• _Set problem_
Repeat the material below exactly, with no pictures.

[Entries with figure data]
* Begin *
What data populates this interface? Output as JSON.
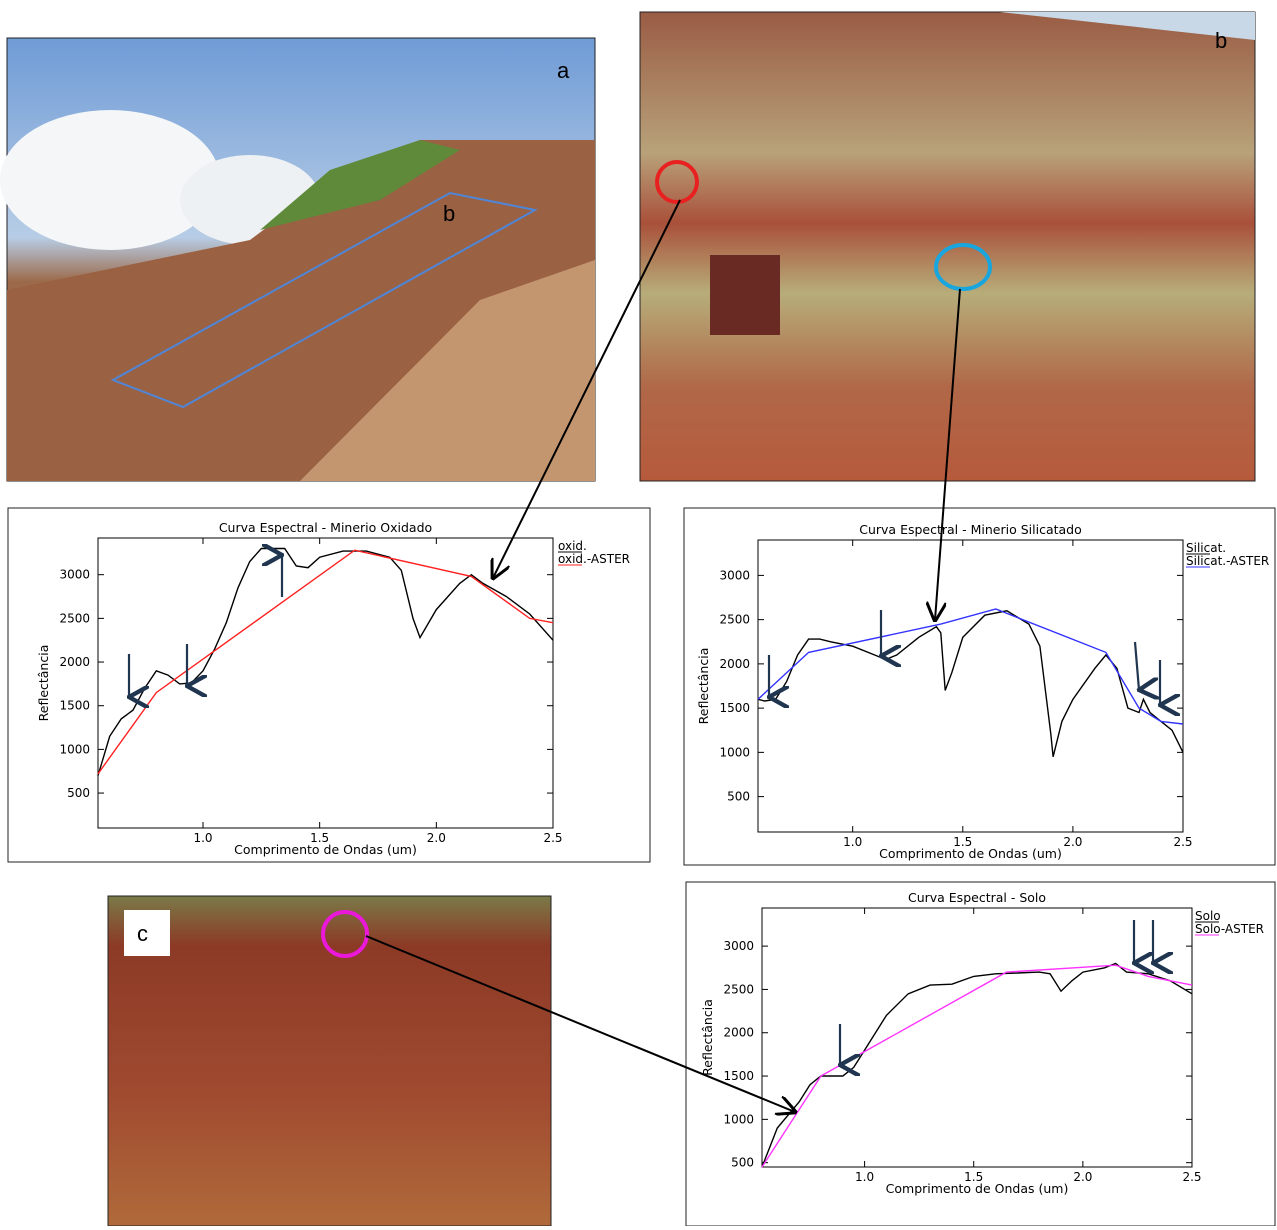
{
  "photos": [
    {
      "label": "a",
      "inset_label": "b"
    },
    {
      "label": "b"
    },
    {
      "label": "c"
    }
  ],
  "chart_data": [
    {
      "type": "line",
      "title": "Curva Espectral - Minerio Oxidado",
      "x_label": "Comprimento de Ondas (um)",
      "y_label": "Reflectância",
      "xlim": [
        0.55,
        2.5
      ],
      "ylim": [
        100,
        3420
      ],
      "xticks": [
        {
          "value": 1,
          "label": "1.0"
        },
        1.5,
        {
          "value": 2,
          "label": "2.0"
        },
        2.5
      ],
      "yticks": [
        500,
        1000,
        1500,
        2000,
        2500,
        3000
      ],
      "series": [
        {
          "name": "oxid.",
          "color": "#000000",
          "x": [
            0.55,
            0.6,
            0.65,
            0.7,
            0.75,
            0.8,
            0.85,
            0.9,
            0.95,
            1.0,
            1.05,
            1.1,
            1.15,
            1.2,
            1.25,
            1.3,
            1.35,
            1.4,
            1.45,
            1.5,
            1.6,
            1.7,
            1.8,
            1.85,
            1.9,
            1.93,
            2.0,
            2.1,
            2.15,
            2.2,
            2.3,
            2.4,
            2.5
          ],
          "values": [
            700,
            1150,
            1350,
            1450,
            1700,
            1900,
            1850,
            1750,
            1760,
            1900,
            2150,
            2450,
            2850,
            3150,
            3300,
            3300,
            3300,
            3100,
            3080,
            3200,
            3270,
            3270,
            3200,
            3050,
            2500,
            2280,
            2600,
            2900,
            3000,
            2900,
            2750,
            2550,
            2250
          ]
        },
        {
          "name": "oxid.-ASTER",
          "color": "#ff2020",
          "x": [
            0.55,
            0.8,
            1.65,
            2.15,
            2.4,
            2.5
          ],
          "values": [
            720,
            1650,
            3280,
            2980,
            2500,
            2450
          ]
        }
      ]
    },
    {
      "type": "line",
      "title": "Curva Espectral - Minerio Silicatado",
      "x_label": "Comprimento de Ondas (um)",
      "y_label": "Reflectância",
      "xlim": [
        0.57,
        2.5
      ],
      "ylim": [
        100,
        3400
      ],
      "xticks": [
        {
          "value": 1,
          "label": "1.0"
        },
        1.5,
        {
          "value": 2,
          "label": "2.0"
        },
        2.5
      ],
      "yticks": [
        500,
        1000,
        1500,
        2000,
        2500,
        3000
      ],
      "series": [
        {
          "name": "Silicat.",
          "color": "#000000",
          "x": [
            0.57,
            0.6,
            0.65,
            0.7,
            0.75,
            0.8,
            0.85,
            0.9,
            1.0,
            1.1,
            1.15,
            1.2,
            1.3,
            1.38,
            1.4,
            1.42,
            1.45,
            1.5,
            1.6,
            1.7,
            1.8,
            1.85,
            1.9,
            1.91,
            1.95,
            2.0,
            2.1,
            2.15,
            2.2,
            2.25,
            2.3,
            2.32,
            2.35,
            2.4,
            2.45,
            2.5
          ],
          "values": [
            1600,
            1580,
            1600,
            1800,
            2100,
            2280,
            2280,
            2250,
            2200,
            2100,
            2050,
            2100,
            2300,
            2420,
            2350,
            1700,
            1900,
            2300,
            2550,
            2600,
            2450,
            2200,
            1200,
            950,
            1350,
            1600,
            1950,
            2100,
            1950,
            1500,
            1450,
            1600,
            1450,
            1350,
            1250,
            1000
          ]
        },
        {
          "name": "Silicat.-ASTER",
          "color": "#3333ff",
          "x": [
            0.57,
            0.8,
            1.4,
            1.65,
            2.15,
            2.3,
            2.4,
            2.5
          ],
          "values": [
            1600,
            2130,
            2450,
            2620,
            2130,
            1500,
            1350,
            1320
          ]
        }
      ]
    },
    {
      "type": "line",
      "title": "Curva Espectral - Solo",
      "x_label": "Comprimento de Ondas (um)",
      "y_label": "Reflectância",
      "xlim": [
        0.53,
        2.5
      ],
      "ylim": [
        450,
        3440
      ],
      "xticks": [
        {
          "value": 1,
          "label": "1.0"
        },
        1.5,
        {
          "value": 2,
          "label": "2.0"
        },
        2.5
      ],
      "yticks": [
        500,
        1000,
        1500,
        2000,
        2500,
        3000
      ],
      "series": [
        {
          "name": "Solo",
          "color": "#000000",
          "x": [
            0.53,
            0.6,
            0.7,
            0.75,
            0.8,
            0.85,
            0.9,
            0.95,
            1.0,
            1.1,
            1.2,
            1.3,
            1.4,
            1.5,
            1.6,
            1.7,
            1.8,
            1.85,
            1.9,
            1.95,
            2.0,
            2.1,
            2.15,
            2.2,
            2.3,
            2.4,
            2.5
          ],
          "values": [
            450,
            900,
            1200,
            1400,
            1500,
            1500,
            1500,
            1600,
            1800,
            2200,
            2450,
            2550,
            2560,
            2650,
            2680,
            2690,
            2700,
            2680,
            2480,
            2600,
            2700,
            2750,
            2800,
            2700,
            2680,
            2600,
            2450
          ]
        },
        {
          "name": "Solo-ASTER",
          "color": "#ff33ff",
          "x": [
            0.53,
            0.8,
            1.65,
            2.15,
            2.3,
            2.5
          ],
          "values": [
            450,
            1500,
            2700,
            2780,
            2650,
            2550
          ]
        }
      ]
    }
  ]
}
* End *
• _Task result_
What data populates this interface? Output as JSON.
{
  "photos": [
    {
      "label": "a",
      "inset_label": "b"
    },
    {
      "label": "b"
    },
    {
      "label": "c"
    }
  ],
  "chart_data": [
    {
      "type": "line",
      "title": "Curva Espectral - Minerio Oxidado",
      "x_label": "Comprimento de Ondas (um)",
      "y_label": "Reflectância",
      "xlim": [
        0.55,
        2.5
      ],
      "ylim": [
        100,
        3420
      ],
      "xticks": [
        {
          "value": 1,
          "label": "1.0"
        },
        1.5,
        {
          "value": 2,
          "label": "2.0"
        },
        2.5
      ],
      "yticks": [
        500,
        1000,
        1500,
        2000,
        2500,
        3000
      ],
      "series": [
        {
          "name": "oxid.",
          "color": "#000000",
          "x": [
            0.55,
            0.6,
            0.65,
            0.7,
            0.75,
            0.8,
            0.85,
            0.9,
            0.95,
            1.0,
            1.05,
            1.1,
            1.15,
            1.2,
            1.25,
            1.3,
            1.35,
            1.4,
            1.45,
            1.5,
            1.6,
            1.7,
            1.8,
            1.85,
            1.9,
            1.93,
            2.0,
            2.1,
            2.15,
            2.2,
            2.3,
            2.4,
            2.5
          ],
          "values": [
            700,
            1150,
            1350,
            1450,
            1700,
            1900,
            1850,
            1750,
            1760,
            1900,
            2150,
            2450,
            2850,
            3150,
            3300,
            3300,
            3300,
            3100,
            3080,
            3200,
            3270,
            3270,
            3200,
            3050,
            2500,
            2280,
            2600,
            2900,
            3000,
            2900,
            2750,
            2550,
            2250
          ]
        },
        {
          "name": "oxid.-ASTER",
          "color": "#ff2020",
          "x": [
            0.55,
            0.8,
            1.65,
            2.15,
            2.4,
            2.5
          ],
          "values": [
            720,
            1650,
            3280,
            2980,
            2500,
            2450
          ]
        }
      ]
    },
    {
      "type": "line",
      "title": "Curva Espectral - Minerio Silicatado",
      "x_label": "Comprimento de Ondas (um)",
      "y_label": "Reflectância",
      "xlim": [
        0.57,
        2.5
      ],
      "ylim": [
        100,
        3400
      ],
      "xticks": [
        {
          "value": 1,
          "label": "1.0"
        },
        1.5,
        {
          "value": 2,
          "label": "2.0"
        },
        2.5
      ],
      "yticks": [
        500,
        1000,
        1500,
        2000,
        2500,
        3000
      ],
      "series": [
        {
          "name": "Silicat.",
          "color": "#000000",
          "x": [
            0.57,
            0.6,
            0.65,
            0.7,
            0.75,
            0.8,
            0.85,
            0.9,
            1.0,
            1.1,
            1.15,
            1.2,
            1.3,
            1.38,
            1.4,
            1.42,
            1.45,
            1.5,
            1.6,
            1.7,
            1.8,
            1.85,
            1.9,
            1.91,
            1.95,
            2.0,
            2.1,
            2.15,
            2.2,
            2.25,
            2.3,
            2.32,
            2.35,
            2.4,
            2.45,
            2.5
          ],
          "values": [
            1600,
            1580,
            1600,
            1800,
            2100,
            2280,
            2280,
            2250,
            2200,
            2100,
            2050,
            2100,
            2300,
            2420,
            2350,
            1700,
            1900,
            2300,
            2550,
            2600,
            2450,
            2200,
            1200,
            950,
            1350,
            1600,
            1950,
            2100,
            1950,
            1500,
            1450,
            1600,
            1450,
            1350,
            1250,
            1000
          ]
        },
        {
          "name": "Silicat.-ASTER",
          "color": "#3333ff",
          "x": [
            0.57,
            0.8,
            1.4,
            1.65,
            2.15,
            2.3,
            2.4,
            2.5
          ],
          "values": [
            1600,
            2130,
            2450,
            2620,
            2130,
            1500,
            1350,
            1320
          ]
        }
      ]
    },
    {
      "type": "line",
      "title": "Curva Espectral - Solo",
      "x_label": "Comprimento de Ondas (um)",
      "y_label": "Reflectância",
      "xlim": [
        0.53,
        2.5
      ],
      "ylim": [
        450,
        3440
      ],
      "xticks": [
        {
          "value": 1,
          "label": "1.0"
        },
        1.5,
        {
          "value": 2,
          "label": "2.0"
        },
        2.5
      ],
      "yticks": [
        500,
        1000,
        1500,
        2000,
        2500,
        3000
      ],
      "series": [
        {
          "name": "Solo",
          "color": "#000000",
          "x": [
            0.53,
            0.6,
            0.7,
            0.75,
            0.8,
            0.85,
            0.9,
            0.95,
            1.0,
            1.1,
            1.2,
            1.3,
            1.4,
            1.5,
            1.6,
            1.7,
            1.8,
            1.85,
            1.9,
            1.95,
            2.0,
            2.1,
            2.15,
            2.2,
            2.3,
            2.4,
            2.5
          ],
          "values": [
            450,
            900,
            1200,
            1400,
            1500,
            1500,
            1500,
            1600,
            1800,
            2200,
            2450,
            2550,
            2560,
            2650,
            2680,
            2690,
            2700,
            2680,
            2480,
            2600,
            2700,
            2750,
            2800,
            2700,
            2680,
            2600,
            2450
          ]
        },
        {
          "name": "Solo-ASTER",
          "color": "#ff33ff",
          "x": [
            0.53,
            0.8,
            1.65,
            2.15,
            2.3,
            2.5
          ],
          "values": [
            450,
            1500,
            2700,
            2780,
            2650,
            2550
          ]
        }
      ]
    }
  ]
}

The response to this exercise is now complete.